Records from a collection of figures:
Start

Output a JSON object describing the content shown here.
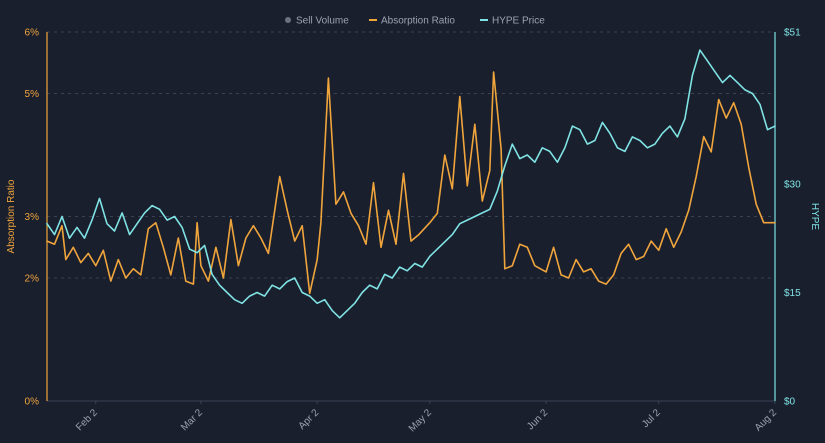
{
  "chart_data": {
    "type": "line",
    "background": "#1a1f2e",
    "grid": {
      "horizontal": true,
      "style": "dashed",
      "color": "#3a4254"
    },
    "legend": {
      "position": "top-center",
      "items": [
        {
          "label": "Sell Volume",
          "color": "#6b7280"
        },
        {
          "label": "Absorption Ratio",
          "color": "#f0a53c"
        },
        {
          "label": "HYPE Price",
          "color": "#7fe3e4"
        }
      ]
    },
    "x_axis": {
      "type": "date",
      "start": "2025-01-20",
      "end": "2025-08-02",
      "ticks": [
        {
          "date": "2025-02-02",
          "label": "Feb 2"
        },
        {
          "date": "2025-03-02",
          "label": "Mar 2"
        },
        {
          "date": "2025-04-02",
          "label": "Apr 2"
        },
        {
          "date": "2025-05-02",
          "label": "May 2"
        },
        {
          "date": "2025-06-02",
          "label": "Jun 2"
        },
        {
          "date": "2025-07-02",
          "label": "Jul 2"
        },
        {
          "date": "2025-08-02",
          "label": "Aug 2"
        }
      ]
    },
    "y_left": {
      "label": "Absorption Ratio",
      "color": "#f0a53c",
      "ylim": [
        0,
        6
      ],
      "ticks": [
        {
          "value": 0,
          "label": "0%"
        },
        {
          "value": 2,
          "label": "2%"
        },
        {
          "value": 3,
          "label": "3%"
        },
        {
          "value": 5,
          "label": "5%"
        },
        {
          "value": 6,
          "label": "6%"
        }
      ]
    },
    "y_right": {
      "label": "HYPE",
      "color": "#7fe3e4",
      "ylim": [
        0,
        51
      ],
      "ticks": [
        {
          "value": 0,
          "label": "$0"
        },
        {
          "value": 15,
          "label": "$15"
        },
        {
          "value": 30,
          "label": "$30"
        },
        {
          "value": 51,
          "label": "$51"
        }
      ]
    },
    "series": [
      {
        "name": "Absorption Ratio",
        "axis": "left",
        "color": "#f0a53c",
        "points": [
          [
            "2025-01-20",
            2.6
          ],
          [
            "2025-01-22",
            2.55
          ],
          [
            "2025-01-24",
            2.85
          ],
          [
            "2025-01-25",
            2.3
          ],
          [
            "2025-01-27",
            2.5
          ],
          [
            "2025-01-29",
            2.25
          ],
          [
            "2025-01-31",
            2.4
          ],
          [
            "2025-02-02",
            2.2
          ],
          [
            "2025-02-04",
            2.45
          ],
          [
            "2025-02-06",
            1.95
          ],
          [
            "2025-02-08",
            2.3
          ],
          [
            "2025-02-10",
            2.0
          ],
          [
            "2025-02-12",
            2.15
          ],
          [
            "2025-02-14",
            2.05
          ],
          [
            "2025-02-16",
            2.8
          ],
          [
            "2025-02-18",
            2.9
          ],
          [
            "2025-02-20",
            2.5
          ],
          [
            "2025-02-22",
            2.05
          ],
          [
            "2025-02-24",
            2.65
          ],
          [
            "2025-02-26",
            1.95
          ],
          [
            "2025-02-28",
            1.9
          ],
          [
            "2025-03-01",
            2.9
          ],
          [
            "2025-03-02",
            2.2
          ],
          [
            "2025-03-04",
            1.95
          ],
          [
            "2025-03-06",
            2.5
          ],
          [
            "2025-03-08",
            2.0
          ],
          [
            "2025-03-10",
            2.95
          ],
          [
            "2025-03-12",
            2.2
          ],
          [
            "2025-03-14",
            2.65
          ],
          [
            "2025-03-16",
            2.85
          ],
          [
            "2025-03-18",
            2.65
          ],
          [
            "2025-03-20",
            2.4
          ],
          [
            "2025-03-23",
            3.65
          ],
          [
            "2025-03-25",
            3.1
          ],
          [
            "2025-03-27",
            2.6
          ],
          [
            "2025-03-29",
            2.85
          ],
          [
            "2025-03-31",
            1.75
          ],
          [
            "2025-04-02",
            2.3
          ],
          [
            "2025-04-03",
            2.9
          ],
          [
            "2025-04-05",
            5.25
          ],
          [
            "2025-04-07",
            3.2
          ],
          [
            "2025-04-09",
            3.4
          ],
          [
            "2025-04-11",
            3.05
          ],
          [
            "2025-04-13",
            2.85
          ],
          [
            "2025-04-15",
            2.55
          ],
          [
            "2025-04-17",
            3.55
          ],
          [
            "2025-04-19",
            2.5
          ],
          [
            "2025-04-21",
            3.1
          ],
          [
            "2025-04-23",
            2.55
          ],
          [
            "2025-04-25",
            3.7
          ],
          [
            "2025-04-27",
            2.6
          ],
          [
            "2025-04-29",
            2.7
          ],
          [
            "2025-05-02",
            2.9
          ],
          [
            "2025-05-04",
            3.05
          ],
          [
            "2025-05-06",
            4.0
          ],
          [
            "2025-05-08",
            3.45
          ],
          [
            "2025-05-10",
            4.95
          ],
          [
            "2025-05-12",
            3.5
          ],
          [
            "2025-05-14",
            4.5
          ],
          [
            "2025-05-16",
            3.25
          ],
          [
            "2025-05-18",
            3.75
          ],
          [
            "2025-05-19",
            5.35
          ],
          [
            "2025-05-21",
            4.1
          ],
          [
            "2025-05-22",
            2.15
          ],
          [
            "2025-05-24",
            2.2
          ],
          [
            "2025-05-26",
            2.55
          ],
          [
            "2025-05-28",
            2.5
          ],
          [
            "2025-05-30",
            2.2
          ],
          [
            "2025-06-02",
            2.1
          ],
          [
            "2025-06-04",
            2.5
          ],
          [
            "2025-06-06",
            2.05
          ],
          [
            "2025-06-08",
            2.0
          ],
          [
            "2025-06-10",
            2.3
          ],
          [
            "2025-06-12",
            2.1
          ],
          [
            "2025-06-14",
            2.15
          ],
          [
            "2025-06-16",
            1.95
          ],
          [
            "2025-06-18",
            1.9
          ],
          [
            "2025-06-20",
            2.05
          ],
          [
            "2025-06-22",
            2.4
          ],
          [
            "2025-06-24",
            2.55
          ],
          [
            "2025-06-26",
            2.3
          ],
          [
            "2025-06-28",
            2.35
          ],
          [
            "2025-06-30",
            2.6
          ],
          [
            "2025-07-02",
            2.45
          ],
          [
            "2025-07-04",
            2.8
          ],
          [
            "2025-07-06",
            2.5
          ],
          [
            "2025-07-08",
            2.75
          ],
          [
            "2025-07-10",
            3.1
          ],
          [
            "2025-07-12",
            3.65
          ],
          [
            "2025-07-14",
            4.3
          ],
          [
            "2025-07-16",
            4.05
          ],
          [
            "2025-07-18",
            4.9
          ],
          [
            "2025-07-20",
            4.6
          ],
          [
            "2025-07-22",
            4.85
          ],
          [
            "2025-07-24",
            4.5
          ],
          [
            "2025-07-26",
            3.8
          ],
          [
            "2025-07-28",
            3.2
          ],
          [
            "2025-07-30",
            2.9
          ],
          [
            "2025-08-02",
            2.9
          ]
        ]
      },
      {
        "name": "HYPE Price",
        "axis": "right",
        "color": "#7fe3e4",
        "points": [
          [
            "2025-01-20",
            24.5
          ],
          [
            "2025-01-22",
            23.0
          ],
          [
            "2025-01-24",
            25.5
          ],
          [
            "2025-01-26",
            22.5
          ],
          [
            "2025-01-28",
            24.0
          ],
          [
            "2025-01-30",
            22.5
          ],
          [
            "2025-02-01",
            25.0
          ],
          [
            "2025-02-03",
            28.0
          ],
          [
            "2025-02-05",
            24.5
          ],
          [
            "2025-02-07",
            23.5
          ],
          [
            "2025-02-09",
            26.0
          ],
          [
            "2025-02-11",
            23.0
          ],
          [
            "2025-02-13",
            24.5
          ],
          [
            "2025-02-15",
            26.0
          ],
          [
            "2025-02-17",
            27.0
          ],
          [
            "2025-02-19",
            26.5
          ],
          [
            "2025-02-21",
            25.0
          ],
          [
            "2025-02-23",
            25.5
          ],
          [
            "2025-02-25",
            24.0
          ],
          [
            "2025-02-27",
            21.0
          ],
          [
            "2025-03-01",
            20.5
          ],
          [
            "2025-03-03",
            21.5
          ],
          [
            "2025-03-05",
            17.5
          ],
          [
            "2025-03-07",
            16.0
          ],
          [
            "2025-03-09",
            15.0
          ],
          [
            "2025-03-11",
            14.0
          ],
          [
            "2025-03-13",
            13.5
          ],
          [
            "2025-03-15",
            14.5
          ],
          [
            "2025-03-17",
            15.0
          ],
          [
            "2025-03-19",
            14.5
          ],
          [
            "2025-03-21",
            16.0
          ],
          [
            "2025-03-23",
            15.5
          ],
          [
            "2025-03-25",
            16.5
          ],
          [
            "2025-03-27",
            17.0
          ],
          [
            "2025-03-29",
            15.0
          ],
          [
            "2025-03-31",
            14.5
          ],
          [
            "2025-04-02",
            13.5
          ],
          [
            "2025-04-04",
            14.0
          ],
          [
            "2025-04-06",
            12.5
          ],
          [
            "2025-04-08",
            11.5
          ],
          [
            "2025-04-10",
            12.5
          ],
          [
            "2025-04-12",
            13.5
          ],
          [
            "2025-04-14",
            15.0
          ],
          [
            "2025-04-16",
            16.0
          ],
          [
            "2025-04-18",
            15.5
          ],
          [
            "2025-04-20",
            17.5
          ],
          [
            "2025-04-22",
            17.0
          ],
          [
            "2025-04-24",
            18.5
          ],
          [
            "2025-04-26",
            18.0
          ],
          [
            "2025-04-28",
            19.0
          ],
          [
            "2025-04-30",
            18.5
          ],
          [
            "2025-05-02",
            20.0
          ],
          [
            "2025-05-04",
            21.0
          ],
          [
            "2025-05-06",
            22.0
          ],
          [
            "2025-05-08",
            23.0
          ],
          [
            "2025-05-10",
            24.5
          ],
          [
            "2025-05-12",
            25.0
          ],
          [
            "2025-05-14",
            25.5
          ],
          [
            "2025-05-16",
            26.0
          ],
          [
            "2025-05-18",
            26.5
          ],
          [
            "2025-05-20",
            29.0
          ],
          [
            "2025-05-22",
            32.5
          ],
          [
            "2025-05-24",
            35.5
          ],
          [
            "2025-05-26",
            33.5
          ],
          [
            "2025-05-28",
            34.0
          ],
          [
            "2025-05-30",
            33.0
          ],
          [
            "2025-06-01",
            35.0
          ],
          [
            "2025-06-03",
            34.5
          ],
          [
            "2025-06-05",
            33.0
          ],
          [
            "2025-06-07",
            35.0
          ],
          [
            "2025-06-09",
            38.0
          ],
          [
            "2025-06-11",
            37.5
          ],
          [
            "2025-06-13",
            35.5
          ],
          [
            "2025-06-15",
            36.0
          ],
          [
            "2025-06-17",
            38.5
          ],
          [
            "2025-06-19",
            37.0
          ],
          [
            "2025-06-21",
            35.0
          ],
          [
            "2025-06-23",
            34.5
          ],
          [
            "2025-06-25",
            36.5
          ],
          [
            "2025-06-27",
            36.0
          ],
          [
            "2025-06-29",
            35.0
          ],
          [
            "2025-07-01",
            35.5
          ],
          [
            "2025-07-03",
            37.0
          ],
          [
            "2025-07-05",
            38.0
          ],
          [
            "2025-07-07",
            36.5
          ],
          [
            "2025-07-09",
            39.0
          ],
          [
            "2025-07-11",
            45.0
          ],
          [
            "2025-07-13",
            48.5
          ],
          [
            "2025-07-15",
            47.0
          ],
          [
            "2025-07-17",
            45.5
          ],
          [
            "2025-07-19",
            44.0
          ],
          [
            "2025-07-21",
            45.0
          ],
          [
            "2025-07-23",
            44.0
          ],
          [
            "2025-07-25",
            43.0
          ],
          [
            "2025-07-27",
            42.5
          ],
          [
            "2025-07-29",
            41.0
          ],
          [
            "2025-07-31",
            37.5
          ],
          [
            "2025-08-02",
            38.0
          ]
        ]
      }
    ]
  }
}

End

*Task statement*. Go through the material and select each line with the string "color" in it.

*Reply to the task*.
      "color": "#3a4254"
          "color": "#6b7280"
          "color": "#f0a53c"
          "color": "#7fe3e4"
      "color": "#f0a53c",
      "color": "#7fe3e4",
        "color": "#f0a53c",
        "color": "#7fe3e4",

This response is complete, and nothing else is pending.